══ LISTING
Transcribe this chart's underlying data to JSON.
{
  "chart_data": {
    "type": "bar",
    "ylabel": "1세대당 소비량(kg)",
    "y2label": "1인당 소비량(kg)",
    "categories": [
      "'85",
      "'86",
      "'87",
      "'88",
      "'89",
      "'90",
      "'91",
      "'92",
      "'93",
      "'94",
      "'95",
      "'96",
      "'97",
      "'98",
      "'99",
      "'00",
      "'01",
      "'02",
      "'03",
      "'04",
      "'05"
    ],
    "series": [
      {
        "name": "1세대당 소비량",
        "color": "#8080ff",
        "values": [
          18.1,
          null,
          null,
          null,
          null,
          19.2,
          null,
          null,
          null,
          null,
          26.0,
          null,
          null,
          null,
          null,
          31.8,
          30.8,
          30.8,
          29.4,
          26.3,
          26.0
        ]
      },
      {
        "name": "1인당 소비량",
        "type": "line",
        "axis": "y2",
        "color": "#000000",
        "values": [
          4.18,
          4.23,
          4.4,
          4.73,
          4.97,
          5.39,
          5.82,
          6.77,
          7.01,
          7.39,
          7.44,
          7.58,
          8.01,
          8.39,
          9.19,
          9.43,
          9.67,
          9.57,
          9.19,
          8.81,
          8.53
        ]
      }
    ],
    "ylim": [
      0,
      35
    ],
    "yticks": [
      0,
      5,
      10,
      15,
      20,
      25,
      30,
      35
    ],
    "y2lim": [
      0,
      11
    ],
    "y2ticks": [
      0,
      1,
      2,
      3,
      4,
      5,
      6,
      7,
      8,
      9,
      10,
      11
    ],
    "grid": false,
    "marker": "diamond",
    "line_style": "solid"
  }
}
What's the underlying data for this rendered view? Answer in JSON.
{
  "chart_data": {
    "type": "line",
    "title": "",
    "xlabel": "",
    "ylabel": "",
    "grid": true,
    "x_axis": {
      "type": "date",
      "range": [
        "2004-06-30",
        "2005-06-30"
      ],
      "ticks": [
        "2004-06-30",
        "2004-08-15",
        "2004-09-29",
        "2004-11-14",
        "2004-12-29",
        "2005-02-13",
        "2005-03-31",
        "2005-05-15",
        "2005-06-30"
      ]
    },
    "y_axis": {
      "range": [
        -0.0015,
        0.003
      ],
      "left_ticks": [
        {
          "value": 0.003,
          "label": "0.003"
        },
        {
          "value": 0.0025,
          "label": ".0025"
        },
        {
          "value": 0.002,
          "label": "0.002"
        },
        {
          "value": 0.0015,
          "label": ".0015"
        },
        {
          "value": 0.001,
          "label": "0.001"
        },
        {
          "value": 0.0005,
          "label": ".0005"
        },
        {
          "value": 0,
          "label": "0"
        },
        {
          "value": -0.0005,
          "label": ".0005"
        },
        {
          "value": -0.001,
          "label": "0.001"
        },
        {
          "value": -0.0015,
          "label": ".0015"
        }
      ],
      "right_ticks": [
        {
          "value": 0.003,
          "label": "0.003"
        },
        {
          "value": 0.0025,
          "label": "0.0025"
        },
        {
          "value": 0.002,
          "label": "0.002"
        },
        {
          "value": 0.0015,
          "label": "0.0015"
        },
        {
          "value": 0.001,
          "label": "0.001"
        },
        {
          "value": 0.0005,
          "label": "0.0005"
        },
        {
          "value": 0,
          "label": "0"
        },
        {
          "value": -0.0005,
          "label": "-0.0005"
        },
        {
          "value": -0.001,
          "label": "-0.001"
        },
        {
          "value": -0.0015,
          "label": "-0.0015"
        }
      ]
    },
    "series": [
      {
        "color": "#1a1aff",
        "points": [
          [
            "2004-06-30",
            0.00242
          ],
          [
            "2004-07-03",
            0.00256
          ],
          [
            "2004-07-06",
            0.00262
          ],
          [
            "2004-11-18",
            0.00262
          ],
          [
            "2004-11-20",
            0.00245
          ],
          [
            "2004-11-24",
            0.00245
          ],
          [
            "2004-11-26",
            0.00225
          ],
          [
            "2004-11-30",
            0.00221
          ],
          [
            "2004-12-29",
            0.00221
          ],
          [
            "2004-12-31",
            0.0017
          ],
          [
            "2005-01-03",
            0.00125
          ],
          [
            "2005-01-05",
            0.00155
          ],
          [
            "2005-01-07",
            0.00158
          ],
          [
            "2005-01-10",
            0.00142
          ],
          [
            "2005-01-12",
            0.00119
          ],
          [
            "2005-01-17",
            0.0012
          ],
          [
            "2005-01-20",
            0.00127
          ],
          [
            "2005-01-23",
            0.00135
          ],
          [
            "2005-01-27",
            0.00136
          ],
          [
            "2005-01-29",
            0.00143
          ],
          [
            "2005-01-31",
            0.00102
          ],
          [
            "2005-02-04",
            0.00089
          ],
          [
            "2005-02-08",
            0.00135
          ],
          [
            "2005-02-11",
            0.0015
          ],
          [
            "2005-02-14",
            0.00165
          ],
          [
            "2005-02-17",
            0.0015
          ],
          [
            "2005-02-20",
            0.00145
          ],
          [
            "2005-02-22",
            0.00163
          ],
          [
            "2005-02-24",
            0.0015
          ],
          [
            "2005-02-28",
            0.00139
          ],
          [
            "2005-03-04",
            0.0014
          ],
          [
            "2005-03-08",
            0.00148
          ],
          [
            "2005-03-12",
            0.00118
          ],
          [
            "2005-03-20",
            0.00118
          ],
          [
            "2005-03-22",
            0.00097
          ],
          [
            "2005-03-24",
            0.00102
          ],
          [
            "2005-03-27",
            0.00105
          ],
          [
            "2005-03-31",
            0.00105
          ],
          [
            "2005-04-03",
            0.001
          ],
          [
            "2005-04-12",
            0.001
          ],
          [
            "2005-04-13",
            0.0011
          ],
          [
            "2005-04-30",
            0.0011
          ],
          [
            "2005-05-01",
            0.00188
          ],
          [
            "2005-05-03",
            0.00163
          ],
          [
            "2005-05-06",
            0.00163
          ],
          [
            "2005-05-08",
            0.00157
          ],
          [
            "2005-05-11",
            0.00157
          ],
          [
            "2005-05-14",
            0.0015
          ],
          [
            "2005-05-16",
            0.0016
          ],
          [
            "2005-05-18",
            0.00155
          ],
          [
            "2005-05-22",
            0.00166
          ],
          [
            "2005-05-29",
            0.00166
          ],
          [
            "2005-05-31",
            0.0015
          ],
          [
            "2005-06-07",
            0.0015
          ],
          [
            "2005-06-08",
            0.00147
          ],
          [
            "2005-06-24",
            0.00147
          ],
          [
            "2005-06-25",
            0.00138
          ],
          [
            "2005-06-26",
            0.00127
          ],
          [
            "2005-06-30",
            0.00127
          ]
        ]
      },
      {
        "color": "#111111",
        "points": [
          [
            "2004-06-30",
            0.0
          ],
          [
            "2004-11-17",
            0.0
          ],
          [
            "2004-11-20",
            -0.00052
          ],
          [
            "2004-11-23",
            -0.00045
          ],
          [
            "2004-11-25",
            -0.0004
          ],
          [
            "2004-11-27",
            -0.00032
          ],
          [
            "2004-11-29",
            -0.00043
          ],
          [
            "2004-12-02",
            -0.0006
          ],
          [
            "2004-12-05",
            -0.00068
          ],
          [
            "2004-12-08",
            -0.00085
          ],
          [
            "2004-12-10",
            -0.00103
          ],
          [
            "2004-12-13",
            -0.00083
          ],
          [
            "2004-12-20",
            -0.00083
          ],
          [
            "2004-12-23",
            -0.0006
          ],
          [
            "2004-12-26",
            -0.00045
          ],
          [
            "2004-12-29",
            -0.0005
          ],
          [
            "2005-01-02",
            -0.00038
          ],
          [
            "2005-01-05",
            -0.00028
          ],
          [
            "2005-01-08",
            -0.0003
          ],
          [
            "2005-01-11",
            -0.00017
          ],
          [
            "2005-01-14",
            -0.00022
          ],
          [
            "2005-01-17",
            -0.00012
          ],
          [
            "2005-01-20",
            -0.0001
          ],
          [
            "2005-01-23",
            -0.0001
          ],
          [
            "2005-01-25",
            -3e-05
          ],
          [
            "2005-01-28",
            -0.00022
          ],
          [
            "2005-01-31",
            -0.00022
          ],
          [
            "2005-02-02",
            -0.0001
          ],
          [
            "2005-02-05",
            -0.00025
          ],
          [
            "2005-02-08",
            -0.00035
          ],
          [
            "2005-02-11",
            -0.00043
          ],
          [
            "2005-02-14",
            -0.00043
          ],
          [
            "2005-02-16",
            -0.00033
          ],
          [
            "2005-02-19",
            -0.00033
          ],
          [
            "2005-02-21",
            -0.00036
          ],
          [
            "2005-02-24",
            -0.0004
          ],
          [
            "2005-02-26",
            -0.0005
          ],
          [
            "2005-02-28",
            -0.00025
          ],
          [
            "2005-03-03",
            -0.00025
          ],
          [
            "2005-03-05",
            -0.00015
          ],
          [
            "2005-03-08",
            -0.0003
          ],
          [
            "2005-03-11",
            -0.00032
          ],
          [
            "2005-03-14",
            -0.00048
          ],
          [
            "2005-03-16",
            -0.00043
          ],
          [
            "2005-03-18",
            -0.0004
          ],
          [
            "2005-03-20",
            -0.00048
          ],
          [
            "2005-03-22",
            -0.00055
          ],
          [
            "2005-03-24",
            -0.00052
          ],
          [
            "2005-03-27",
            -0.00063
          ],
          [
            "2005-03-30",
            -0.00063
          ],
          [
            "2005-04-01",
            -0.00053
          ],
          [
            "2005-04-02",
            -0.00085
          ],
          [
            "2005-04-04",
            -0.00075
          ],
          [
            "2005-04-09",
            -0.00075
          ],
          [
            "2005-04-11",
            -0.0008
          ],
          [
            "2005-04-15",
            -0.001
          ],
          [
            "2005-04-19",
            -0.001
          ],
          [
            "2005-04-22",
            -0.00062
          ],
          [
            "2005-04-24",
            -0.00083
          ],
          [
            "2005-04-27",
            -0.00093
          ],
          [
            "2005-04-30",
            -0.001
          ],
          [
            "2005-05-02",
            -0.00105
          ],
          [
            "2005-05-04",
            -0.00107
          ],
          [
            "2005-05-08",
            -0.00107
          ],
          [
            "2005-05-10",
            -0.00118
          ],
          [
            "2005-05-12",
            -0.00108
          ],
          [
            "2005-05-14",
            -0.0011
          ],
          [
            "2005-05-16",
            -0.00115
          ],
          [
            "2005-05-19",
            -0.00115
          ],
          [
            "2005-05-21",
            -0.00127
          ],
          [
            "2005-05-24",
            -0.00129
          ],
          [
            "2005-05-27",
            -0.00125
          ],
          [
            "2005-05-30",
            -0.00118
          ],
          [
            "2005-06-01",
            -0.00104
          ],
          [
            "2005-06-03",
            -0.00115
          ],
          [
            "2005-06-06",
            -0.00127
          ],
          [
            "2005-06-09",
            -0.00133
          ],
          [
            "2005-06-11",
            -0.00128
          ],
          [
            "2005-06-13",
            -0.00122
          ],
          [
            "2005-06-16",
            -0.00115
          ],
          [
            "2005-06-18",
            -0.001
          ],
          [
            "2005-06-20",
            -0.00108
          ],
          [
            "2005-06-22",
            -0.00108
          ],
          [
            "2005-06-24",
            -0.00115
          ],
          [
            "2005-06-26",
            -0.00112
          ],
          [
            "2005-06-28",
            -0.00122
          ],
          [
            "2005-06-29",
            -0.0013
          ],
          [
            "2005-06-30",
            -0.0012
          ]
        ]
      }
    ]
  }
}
════
● **TO BE DONE**: From the listing above, collect each line in which the string "JSON" appears.

● **CORRECT ANSWER**:
Transcribe this chart's underlying data to JSON.
What's the underlying data for this rendered view? Answer in JSON.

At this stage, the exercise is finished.